## start
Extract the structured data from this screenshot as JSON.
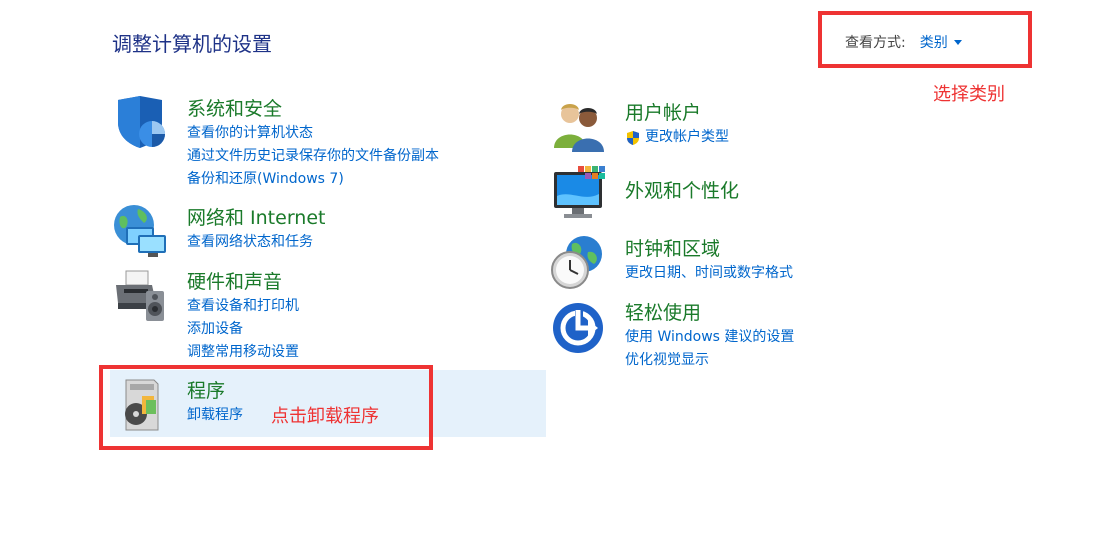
{
  "page_title": "调整计算机的设置",
  "view_by": {
    "label": "查看方式:",
    "value": "类别"
  },
  "annotations": {
    "select_category": "选择类别",
    "click_uninstall": "点击卸载程序"
  },
  "left_column": [
    {
      "title": "系统和安全",
      "links": [
        "查看你的计算机状态",
        "通过文件历史记录保存你的文件备份副本",
        "备份和还原(Windows 7)"
      ]
    },
    {
      "title": "网络和 Internet",
      "links": [
        "查看网络状态和任务"
      ]
    },
    {
      "title": "硬件和声音",
      "links": [
        "查看设备和打印机",
        "添加设备",
        "调整常用移动设置"
      ]
    },
    {
      "title": "程序",
      "links": [
        "卸载程序"
      ]
    }
  ],
  "right_column": [
    {
      "title": "用户帐户",
      "links": [
        "更改帐户类型"
      ]
    },
    {
      "title": "外观和个性化",
      "links": []
    },
    {
      "title": "时钟和区域",
      "links": [
        "更改日期、时间或数字格式"
      ]
    },
    {
      "title": "轻松使用",
      "links": [
        "使用 Windows 建议的设置",
        "优化视觉显示"
      ]
    }
  ],
  "colors": {
    "title_blue": "#1e3287",
    "category_green": "#1a7a2a",
    "link_blue": "#0066cc",
    "annotation_red": "#ee3333",
    "hover_bg": "#e5f1fb"
  }
}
## end
▶ _GIVEN EXERCISE_
Copy the listing in full and without alteration, omitting every picture.

▶ _SOLUTION TO THE PROBLEM_
Extract the structured data from this screenshot as JSON.
{
  "page_title": "调整计算机的设置",
  "view_by": {
    "label": "查看方式:",
    "value": "类别"
  },
  "annotations": {
    "select_category": "选择类别",
    "click_uninstall": "点击卸载程序"
  },
  "left_column": [
    {
      "title": "系统和安全",
      "links": [
        "查看你的计算机状态",
        "通过文件历史记录保存你的文件备份副本",
        "备份和还原(Windows 7)"
      ]
    },
    {
      "title": "网络和 Internet",
      "links": [
        "查看网络状态和任务"
      ]
    },
    {
      "title": "硬件和声音",
      "links": [
        "查看设备和打印机",
        "添加设备",
        "调整常用移动设置"
      ]
    },
    {
      "title": "程序",
      "links": [
        "卸载程序"
      ]
    }
  ],
  "right_column": [
    {
      "title": "用户帐户",
      "links": [
        "更改帐户类型"
      ]
    },
    {
      "title": "外观和个性化",
      "links": []
    },
    {
      "title": "时钟和区域",
      "links": [
        "更改日期、时间或数字格式"
      ]
    },
    {
      "title": "轻松使用",
      "links": [
        "使用 Windows 建议的设置",
        "优化视觉显示"
      ]
    }
  ],
  "colors": {
    "title_blue": "#1e3287",
    "category_green": "#1a7a2a",
    "link_blue": "#0066cc",
    "annotation_red": "#ee3333",
    "hover_bg": "#e5f1fb"
  }
}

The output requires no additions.